Records contained in a dataset:
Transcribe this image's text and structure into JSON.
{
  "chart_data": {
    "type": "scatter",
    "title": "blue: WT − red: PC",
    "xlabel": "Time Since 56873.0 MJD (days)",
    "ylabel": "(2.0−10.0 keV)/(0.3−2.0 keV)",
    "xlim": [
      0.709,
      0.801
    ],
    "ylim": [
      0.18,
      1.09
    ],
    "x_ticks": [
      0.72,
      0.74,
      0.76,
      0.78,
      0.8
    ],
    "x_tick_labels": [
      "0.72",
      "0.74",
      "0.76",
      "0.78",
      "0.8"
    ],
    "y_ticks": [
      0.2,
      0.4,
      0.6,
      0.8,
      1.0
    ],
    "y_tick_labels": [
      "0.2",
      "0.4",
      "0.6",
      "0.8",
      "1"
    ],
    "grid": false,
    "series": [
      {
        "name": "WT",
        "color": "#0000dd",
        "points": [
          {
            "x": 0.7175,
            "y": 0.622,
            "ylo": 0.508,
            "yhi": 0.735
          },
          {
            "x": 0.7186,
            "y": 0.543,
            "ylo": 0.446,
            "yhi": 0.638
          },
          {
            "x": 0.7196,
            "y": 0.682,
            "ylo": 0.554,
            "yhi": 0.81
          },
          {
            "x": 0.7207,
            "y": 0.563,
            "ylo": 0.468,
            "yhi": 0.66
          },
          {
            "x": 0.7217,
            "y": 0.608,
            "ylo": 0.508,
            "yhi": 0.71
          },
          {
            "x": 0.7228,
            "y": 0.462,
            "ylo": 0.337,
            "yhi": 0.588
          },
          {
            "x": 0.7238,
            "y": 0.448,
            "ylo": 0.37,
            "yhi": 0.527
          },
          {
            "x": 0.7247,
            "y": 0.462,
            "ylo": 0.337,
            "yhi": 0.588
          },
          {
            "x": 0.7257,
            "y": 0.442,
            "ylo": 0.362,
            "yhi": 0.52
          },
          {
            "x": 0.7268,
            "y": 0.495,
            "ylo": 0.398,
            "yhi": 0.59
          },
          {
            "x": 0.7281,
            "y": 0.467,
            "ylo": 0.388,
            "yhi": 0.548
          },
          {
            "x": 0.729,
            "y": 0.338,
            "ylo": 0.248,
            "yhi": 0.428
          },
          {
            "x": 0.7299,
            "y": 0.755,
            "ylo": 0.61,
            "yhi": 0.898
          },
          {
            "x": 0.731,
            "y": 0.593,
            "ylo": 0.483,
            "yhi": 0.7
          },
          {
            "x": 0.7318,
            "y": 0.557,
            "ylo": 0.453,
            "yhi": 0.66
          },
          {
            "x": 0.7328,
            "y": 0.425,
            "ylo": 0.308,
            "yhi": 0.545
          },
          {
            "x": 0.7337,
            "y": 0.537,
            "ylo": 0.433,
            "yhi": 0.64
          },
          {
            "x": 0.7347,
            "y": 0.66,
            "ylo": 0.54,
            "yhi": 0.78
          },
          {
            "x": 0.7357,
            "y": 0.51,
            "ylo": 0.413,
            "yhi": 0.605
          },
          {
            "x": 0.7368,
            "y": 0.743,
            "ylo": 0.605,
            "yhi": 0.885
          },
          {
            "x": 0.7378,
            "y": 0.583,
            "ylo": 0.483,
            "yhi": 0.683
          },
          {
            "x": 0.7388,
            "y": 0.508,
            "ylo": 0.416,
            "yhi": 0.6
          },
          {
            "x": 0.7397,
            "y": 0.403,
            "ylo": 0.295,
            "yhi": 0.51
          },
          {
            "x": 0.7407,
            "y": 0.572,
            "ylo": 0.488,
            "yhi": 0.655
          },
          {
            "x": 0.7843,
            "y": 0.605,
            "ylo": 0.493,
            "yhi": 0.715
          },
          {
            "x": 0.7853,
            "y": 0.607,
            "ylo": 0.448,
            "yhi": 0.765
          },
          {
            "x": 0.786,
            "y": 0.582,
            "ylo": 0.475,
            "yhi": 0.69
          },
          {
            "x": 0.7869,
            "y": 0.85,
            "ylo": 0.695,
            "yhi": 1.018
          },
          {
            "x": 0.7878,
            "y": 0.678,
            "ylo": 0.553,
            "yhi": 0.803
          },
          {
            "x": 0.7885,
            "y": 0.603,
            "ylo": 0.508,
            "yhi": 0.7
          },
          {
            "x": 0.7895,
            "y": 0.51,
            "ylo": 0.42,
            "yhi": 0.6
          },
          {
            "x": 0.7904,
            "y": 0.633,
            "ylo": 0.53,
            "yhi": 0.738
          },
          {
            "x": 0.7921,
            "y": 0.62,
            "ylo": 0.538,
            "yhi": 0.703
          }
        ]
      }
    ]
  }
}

Written exercise
Reproduce the material above without altering a single character.

Exercise answer
Transcribe this image's text and structure into JSON.
{
  "chart_data": {
    "type": "scatter",
    "title": "blue: WT − red: PC",
    "xlabel": "Time Since 56873.0 MJD (days)",
    "ylabel": "(2.0−10.0 keV)/(0.3−2.0 keV)",
    "xlim": [
      0.709,
      0.801
    ],
    "ylim": [
      0.18,
      1.09
    ],
    "x_ticks": [
      0.72,
      0.74,
      0.76,
      0.78,
      0.8
    ],
    "x_tick_labels": [
      "0.72",
      "0.74",
      "0.76",
      "0.78",
      "0.8"
    ],
    "y_ticks": [
      0.2,
      0.4,
      0.6,
      0.8,
      1.0
    ],
    "y_tick_labels": [
      "0.2",
      "0.4",
      "0.6",
      "0.8",
      "1"
    ],
    "grid": false,
    "series": [
      {
        "name": "WT",
        "color": "#0000dd",
        "points": [
          {
            "x": 0.7175,
            "y": 0.622,
            "ylo": 0.508,
            "yhi": 0.735
          },
          {
            "x": 0.7186,
            "y": 0.543,
            "ylo": 0.446,
            "yhi": 0.638
          },
          {
            "x": 0.7196,
            "y": 0.682,
            "ylo": 0.554,
            "yhi": 0.81
          },
          {
            "x": 0.7207,
            "y": 0.563,
            "ylo": 0.468,
            "yhi": 0.66
          },
          {
            "x": 0.7217,
            "y": 0.608,
            "ylo": 0.508,
            "yhi": 0.71
          },
          {
            "x": 0.7228,
            "y": 0.462,
            "ylo": 0.337,
            "yhi": 0.588
          },
          {
            "x": 0.7238,
            "y": 0.448,
            "ylo": 0.37,
            "yhi": 0.527
          },
          {
            "x": 0.7247,
            "y": 0.462,
            "ylo": 0.337,
            "yhi": 0.588
          },
          {
            "x": 0.7257,
            "y": 0.442,
            "ylo": 0.362,
            "yhi": 0.52
          },
          {
            "x": 0.7268,
            "y": 0.495,
            "ylo": 0.398,
            "yhi": 0.59
          },
          {
            "x": 0.7281,
            "y": 0.467,
            "ylo": 0.388,
            "yhi": 0.548
          },
          {
            "x": 0.729,
            "y": 0.338,
            "ylo": 0.248,
            "yhi": 0.428
          },
          {
            "x": 0.7299,
            "y": 0.755,
            "ylo": 0.61,
            "yhi": 0.898
          },
          {
            "x": 0.731,
            "y": 0.593,
            "ylo": 0.483,
            "yhi": 0.7
          },
          {
            "x": 0.7318,
            "y": 0.557,
            "ylo": 0.453,
            "yhi": 0.66
          },
          {
            "x": 0.7328,
            "y": 0.425,
            "ylo": 0.308,
            "yhi": 0.545
          },
          {
            "x": 0.7337,
            "y": 0.537,
            "ylo": 0.433,
            "yhi": 0.64
          },
          {
            "x": 0.7347,
            "y": 0.66,
            "ylo": 0.54,
            "yhi": 0.78
          },
          {
            "x": 0.7357,
            "y": 0.51,
            "ylo": 0.413,
            "yhi": 0.605
          },
          {
            "x": 0.7368,
            "y": 0.743,
            "ylo": 0.605,
            "yhi": 0.885
          },
          {
            "x": 0.7378,
            "y": 0.583,
            "ylo": 0.483,
            "yhi": 0.683
          },
          {
            "x": 0.7388,
            "y": 0.508,
            "ylo": 0.416,
            "yhi": 0.6
          },
          {
            "x": 0.7397,
            "y": 0.403,
            "ylo": 0.295,
            "yhi": 0.51
          },
          {
            "x": 0.7407,
            "y": 0.572,
            "ylo": 0.488,
            "yhi": 0.655
          },
          {
            "x": 0.7843,
            "y": 0.605,
            "ylo": 0.493,
            "yhi": 0.715
          },
          {
            "x": 0.7853,
            "y": 0.607,
            "ylo": 0.448,
            "yhi": 0.765
          },
          {
            "x": 0.786,
            "y": 0.582,
            "ylo": 0.475,
            "yhi": 0.69
          },
          {
            "x": 0.7869,
            "y": 0.85,
            "ylo": 0.695,
            "yhi": 1.018
          },
          {
            "x": 0.7878,
            "y": 0.678,
            "ylo": 0.553,
            "yhi": 0.803
          },
          {
            "x": 0.7885,
            "y": 0.603,
            "ylo": 0.508,
            "yhi": 0.7
          },
          {
            "x": 0.7895,
            "y": 0.51,
            "ylo": 0.42,
            "yhi": 0.6
          },
          {
            "x": 0.7904,
            "y": 0.633,
            "ylo": 0.53,
            "yhi": 0.738
          },
          {
            "x": 0.7921,
            "y": 0.62,
            "ylo": 0.538,
            "yhi": 0.703
          }
        ]
      }
    ]
  }
}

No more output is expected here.